» **Job**
Every line below should be repeated exactly.

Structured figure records
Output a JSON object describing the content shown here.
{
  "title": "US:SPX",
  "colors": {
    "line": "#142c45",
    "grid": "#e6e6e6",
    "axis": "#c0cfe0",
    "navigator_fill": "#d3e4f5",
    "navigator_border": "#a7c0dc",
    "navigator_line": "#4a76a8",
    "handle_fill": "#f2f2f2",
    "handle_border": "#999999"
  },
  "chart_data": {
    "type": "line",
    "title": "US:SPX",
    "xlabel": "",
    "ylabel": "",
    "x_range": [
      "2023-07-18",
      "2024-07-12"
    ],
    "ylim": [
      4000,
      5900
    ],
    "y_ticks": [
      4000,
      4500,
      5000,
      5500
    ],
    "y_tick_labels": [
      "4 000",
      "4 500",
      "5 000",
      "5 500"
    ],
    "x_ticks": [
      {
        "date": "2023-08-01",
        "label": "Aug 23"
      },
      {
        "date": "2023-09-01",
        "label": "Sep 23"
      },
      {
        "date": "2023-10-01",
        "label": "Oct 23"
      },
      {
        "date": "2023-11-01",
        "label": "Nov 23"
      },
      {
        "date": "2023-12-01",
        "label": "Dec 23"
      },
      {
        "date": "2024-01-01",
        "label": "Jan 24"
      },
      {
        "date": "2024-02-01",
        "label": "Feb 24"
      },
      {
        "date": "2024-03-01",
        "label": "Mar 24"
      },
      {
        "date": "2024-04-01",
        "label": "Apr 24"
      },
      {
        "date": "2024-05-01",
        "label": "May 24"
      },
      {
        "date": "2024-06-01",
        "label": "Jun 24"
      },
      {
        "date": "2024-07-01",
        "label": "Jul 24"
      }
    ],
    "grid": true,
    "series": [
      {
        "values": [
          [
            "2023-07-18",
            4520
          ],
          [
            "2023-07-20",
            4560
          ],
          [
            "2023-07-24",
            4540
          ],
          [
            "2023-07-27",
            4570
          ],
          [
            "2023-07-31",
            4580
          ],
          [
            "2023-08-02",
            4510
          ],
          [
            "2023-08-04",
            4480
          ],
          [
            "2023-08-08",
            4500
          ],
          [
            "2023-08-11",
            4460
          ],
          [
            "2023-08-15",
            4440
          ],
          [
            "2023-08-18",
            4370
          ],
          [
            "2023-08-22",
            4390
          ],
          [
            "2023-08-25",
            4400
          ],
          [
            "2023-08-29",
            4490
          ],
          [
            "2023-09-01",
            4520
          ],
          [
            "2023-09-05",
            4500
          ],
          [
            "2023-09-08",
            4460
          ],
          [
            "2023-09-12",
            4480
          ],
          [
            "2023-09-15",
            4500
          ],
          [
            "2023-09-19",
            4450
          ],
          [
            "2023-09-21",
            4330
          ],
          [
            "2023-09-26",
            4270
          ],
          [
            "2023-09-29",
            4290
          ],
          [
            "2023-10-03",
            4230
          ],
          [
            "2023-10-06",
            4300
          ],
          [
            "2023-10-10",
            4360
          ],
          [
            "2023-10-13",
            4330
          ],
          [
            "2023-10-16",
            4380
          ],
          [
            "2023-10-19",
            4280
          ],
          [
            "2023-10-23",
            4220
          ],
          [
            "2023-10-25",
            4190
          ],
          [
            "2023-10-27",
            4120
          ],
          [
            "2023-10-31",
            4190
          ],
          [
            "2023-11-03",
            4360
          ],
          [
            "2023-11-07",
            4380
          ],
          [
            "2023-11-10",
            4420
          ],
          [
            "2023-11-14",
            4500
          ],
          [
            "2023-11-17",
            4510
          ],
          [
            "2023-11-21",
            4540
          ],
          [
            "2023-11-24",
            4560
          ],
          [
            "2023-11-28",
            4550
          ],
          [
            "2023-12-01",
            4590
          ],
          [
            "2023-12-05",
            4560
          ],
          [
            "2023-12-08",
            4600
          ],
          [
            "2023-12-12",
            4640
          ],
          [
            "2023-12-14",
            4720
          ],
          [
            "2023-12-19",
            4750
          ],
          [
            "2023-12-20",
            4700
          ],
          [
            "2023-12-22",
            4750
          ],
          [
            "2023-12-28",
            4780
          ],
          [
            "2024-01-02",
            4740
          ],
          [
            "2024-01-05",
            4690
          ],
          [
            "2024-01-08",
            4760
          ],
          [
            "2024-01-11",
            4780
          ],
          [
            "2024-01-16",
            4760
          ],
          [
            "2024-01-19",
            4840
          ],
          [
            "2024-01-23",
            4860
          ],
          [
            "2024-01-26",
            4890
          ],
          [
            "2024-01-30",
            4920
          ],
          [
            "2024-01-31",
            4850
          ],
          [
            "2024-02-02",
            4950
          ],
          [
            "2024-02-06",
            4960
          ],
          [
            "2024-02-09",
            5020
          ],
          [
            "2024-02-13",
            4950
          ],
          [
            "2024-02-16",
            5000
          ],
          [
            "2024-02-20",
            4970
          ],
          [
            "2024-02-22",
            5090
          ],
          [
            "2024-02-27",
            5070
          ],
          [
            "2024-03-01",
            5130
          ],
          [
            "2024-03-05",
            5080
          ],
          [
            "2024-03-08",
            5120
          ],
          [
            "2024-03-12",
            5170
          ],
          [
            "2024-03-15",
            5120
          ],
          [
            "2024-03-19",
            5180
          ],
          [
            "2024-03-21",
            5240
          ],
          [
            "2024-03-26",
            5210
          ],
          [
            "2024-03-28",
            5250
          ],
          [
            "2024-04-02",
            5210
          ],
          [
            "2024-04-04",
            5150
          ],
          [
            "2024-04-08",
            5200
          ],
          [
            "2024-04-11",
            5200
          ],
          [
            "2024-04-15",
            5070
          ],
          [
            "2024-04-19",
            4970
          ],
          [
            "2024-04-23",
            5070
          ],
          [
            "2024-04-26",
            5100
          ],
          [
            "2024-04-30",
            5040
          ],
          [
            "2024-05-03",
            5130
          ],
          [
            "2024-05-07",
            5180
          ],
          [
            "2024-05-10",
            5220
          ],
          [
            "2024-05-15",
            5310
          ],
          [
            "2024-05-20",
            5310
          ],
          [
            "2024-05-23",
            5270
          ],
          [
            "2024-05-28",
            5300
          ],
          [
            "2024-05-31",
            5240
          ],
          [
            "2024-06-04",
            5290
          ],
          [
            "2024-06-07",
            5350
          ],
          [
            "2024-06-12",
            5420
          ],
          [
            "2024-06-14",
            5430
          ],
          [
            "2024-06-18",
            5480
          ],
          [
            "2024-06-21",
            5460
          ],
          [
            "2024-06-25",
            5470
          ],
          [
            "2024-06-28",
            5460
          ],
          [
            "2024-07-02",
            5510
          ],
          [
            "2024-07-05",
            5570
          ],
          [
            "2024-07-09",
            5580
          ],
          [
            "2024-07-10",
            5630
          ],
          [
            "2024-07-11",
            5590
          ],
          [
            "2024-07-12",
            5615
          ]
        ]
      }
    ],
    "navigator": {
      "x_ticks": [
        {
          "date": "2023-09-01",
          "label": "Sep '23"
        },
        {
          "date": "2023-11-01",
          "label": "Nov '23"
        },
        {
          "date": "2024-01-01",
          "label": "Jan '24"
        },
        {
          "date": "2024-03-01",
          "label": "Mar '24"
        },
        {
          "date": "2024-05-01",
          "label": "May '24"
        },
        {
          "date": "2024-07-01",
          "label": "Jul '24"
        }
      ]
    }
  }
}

» **Output of the task**
Output a JSON object describing the content shown here.
{
  "title": "US:SPX",
  "colors": {
    "line": "#142c45",
    "grid": "#e6e6e6",
    "axis": "#c0cfe0",
    "navigator_fill": "#d3e4f5",
    "navigator_border": "#a7c0dc",
    "navigator_line": "#4a76a8",
    "handle_fill": "#f2f2f2",
    "handle_border": "#999999"
  },
  "chart_data": {
    "type": "line",
    "title": "US:SPX",
    "xlabel": "",
    "ylabel": "",
    "x_range": [
      "2023-07-18",
      "2024-07-12"
    ],
    "ylim": [
      4000,
      5900
    ],
    "y_ticks": [
      4000,
      4500,
      5000,
      5500
    ],
    "y_tick_labels": [
      "4 000",
      "4 500",
      "5 000",
      "5 500"
    ],
    "x_ticks": [
      {
        "date": "2023-08-01",
        "label": "Aug 23"
      },
      {
        "date": "2023-09-01",
        "label": "Sep 23"
      },
      {
        "date": "2023-10-01",
        "label": "Oct 23"
      },
      {
        "date": "2023-11-01",
        "label": "Nov 23"
      },
      {
        "date": "2023-12-01",
        "label": "Dec 23"
      },
      {
        "date": "2024-01-01",
        "label": "Jan 24"
      },
      {
        "date": "2024-02-01",
        "label": "Feb 24"
      },
      {
        "date": "2024-03-01",
        "label": "Mar 24"
      },
      {
        "date": "2024-04-01",
        "label": "Apr 24"
      },
      {
        "date": "2024-05-01",
        "label": "May 24"
      },
      {
        "date": "2024-06-01",
        "label": "Jun 24"
      },
      {
        "date": "2024-07-01",
        "label": "Jul 24"
      }
    ],
    "grid": true,
    "series": [
      {
        "values": [
          [
            "2023-07-18",
            4520
          ],
          [
            "2023-07-20",
            4560
          ],
          [
            "2023-07-24",
            4540
          ],
          [
            "2023-07-27",
            4570
          ],
          [
            "2023-07-31",
            4580
          ],
          [
            "2023-08-02",
            4510
          ],
          [
            "2023-08-04",
            4480
          ],
          [
            "2023-08-08",
            4500
          ],
          [
            "2023-08-11",
            4460
          ],
          [
            "2023-08-15",
            4440
          ],
          [
            "2023-08-18",
            4370
          ],
          [
            "2023-08-22",
            4390
          ],
          [
            "2023-08-25",
            4400
          ],
          [
            "2023-08-29",
            4490
          ],
          [
            "2023-09-01",
            4520
          ],
          [
            "2023-09-05",
            4500
          ],
          [
            "2023-09-08",
            4460
          ],
          [
            "2023-09-12",
            4480
          ],
          [
            "2023-09-15",
            4500
          ],
          [
            "2023-09-19",
            4450
          ],
          [
            "2023-09-21",
            4330
          ],
          [
            "2023-09-26",
            4270
          ],
          [
            "2023-09-29",
            4290
          ],
          [
            "2023-10-03",
            4230
          ],
          [
            "2023-10-06",
            4300
          ],
          [
            "2023-10-10",
            4360
          ],
          [
            "2023-10-13",
            4330
          ],
          [
            "2023-10-16",
            4380
          ],
          [
            "2023-10-19",
            4280
          ],
          [
            "2023-10-23",
            4220
          ],
          [
            "2023-10-25",
            4190
          ],
          [
            "2023-10-27",
            4120
          ],
          [
            "2023-10-31",
            4190
          ],
          [
            "2023-11-03",
            4360
          ],
          [
            "2023-11-07",
            4380
          ],
          [
            "2023-11-10",
            4420
          ],
          [
            "2023-11-14",
            4500
          ],
          [
            "2023-11-17",
            4510
          ],
          [
            "2023-11-21",
            4540
          ],
          [
            "2023-11-24",
            4560
          ],
          [
            "2023-11-28",
            4550
          ],
          [
            "2023-12-01",
            4590
          ],
          [
            "2023-12-05",
            4560
          ],
          [
            "2023-12-08",
            4600
          ],
          [
            "2023-12-12",
            4640
          ],
          [
            "2023-12-14",
            4720
          ],
          [
            "2023-12-19",
            4750
          ],
          [
            "2023-12-20",
            4700
          ],
          [
            "2023-12-22",
            4750
          ],
          [
            "2023-12-28",
            4780
          ],
          [
            "2024-01-02",
            4740
          ],
          [
            "2024-01-05",
            4690
          ],
          [
            "2024-01-08",
            4760
          ],
          [
            "2024-01-11",
            4780
          ],
          [
            "2024-01-16",
            4760
          ],
          [
            "2024-01-19",
            4840
          ],
          [
            "2024-01-23",
            4860
          ],
          [
            "2024-01-26",
            4890
          ],
          [
            "2024-01-30",
            4920
          ],
          [
            "2024-01-31",
            4850
          ],
          [
            "2024-02-02",
            4950
          ],
          [
            "2024-02-06",
            4960
          ],
          [
            "2024-02-09",
            5020
          ],
          [
            "2024-02-13",
            4950
          ],
          [
            "2024-02-16",
            5000
          ],
          [
            "2024-02-20",
            4970
          ],
          [
            "2024-02-22",
            5090
          ],
          [
            "2024-02-27",
            5070
          ],
          [
            "2024-03-01",
            5130
          ],
          [
            "2024-03-05",
            5080
          ],
          [
            "2024-03-08",
            5120
          ],
          [
            "2024-03-12",
            5170
          ],
          [
            "2024-03-15",
            5120
          ],
          [
            "2024-03-19",
            5180
          ],
          [
            "2024-03-21",
            5240
          ],
          [
            "2024-03-26",
            5210
          ],
          [
            "2024-03-28",
            5250
          ],
          [
            "2024-04-02",
            5210
          ],
          [
            "2024-04-04",
            5150
          ],
          [
            "2024-04-08",
            5200
          ],
          [
            "2024-04-11",
            5200
          ],
          [
            "2024-04-15",
            5070
          ],
          [
            "2024-04-19",
            4970
          ],
          [
            "2024-04-23",
            5070
          ],
          [
            "2024-04-26",
            5100
          ],
          [
            "2024-04-30",
            5040
          ],
          [
            "2024-05-03",
            5130
          ],
          [
            "2024-05-07",
            5180
          ],
          [
            "2024-05-10",
            5220
          ],
          [
            "2024-05-15",
            5310
          ],
          [
            "2024-05-20",
            5310
          ],
          [
            "2024-05-23",
            5270
          ],
          [
            "2024-05-28",
            5300
          ],
          [
            "2024-05-31",
            5240
          ],
          [
            "2024-06-04",
            5290
          ],
          [
            "2024-06-07",
            5350
          ],
          [
            "2024-06-12",
            5420
          ],
          [
            "2024-06-14",
            5430
          ],
          [
            "2024-06-18",
            5480
          ],
          [
            "2024-06-21",
            5460
          ],
          [
            "2024-06-25",
            5470
          ],
          [
            "2024-06-28",
            5460
          ],
          [
            "2024-07-02",
            5510
          ],
          [
            "2024-07-05",
            5570
          ],
          [
            "2024-07-09",
            5580
          ],
          [
            "2024-07-10",
            5630
          ],
          [
            "2024-07-11",
            5590
          ],
          [
            "2024-07-12",
            5615
          ]
        ]
      }
    ],
    "navigator": {
      "x_ticks": [
        {
          "date": "2023-09-01",
          "label": "Sep '23"
        },
        {
          "date": "2023-11-01",
          "label": "Nov '23"
        },
        {
          "date": "2024-01-01",
          "label": "Jan '24"
        },
        {
          "date": "2024-03-01",
          "label": "Mar '24"
        },
        {
          "date": "2024-05-01",
          "label": "May '24"
        },
        {
          "date": "2024-07-01",
          "label": "Jul '24"
        }
      ]
    }
  }
}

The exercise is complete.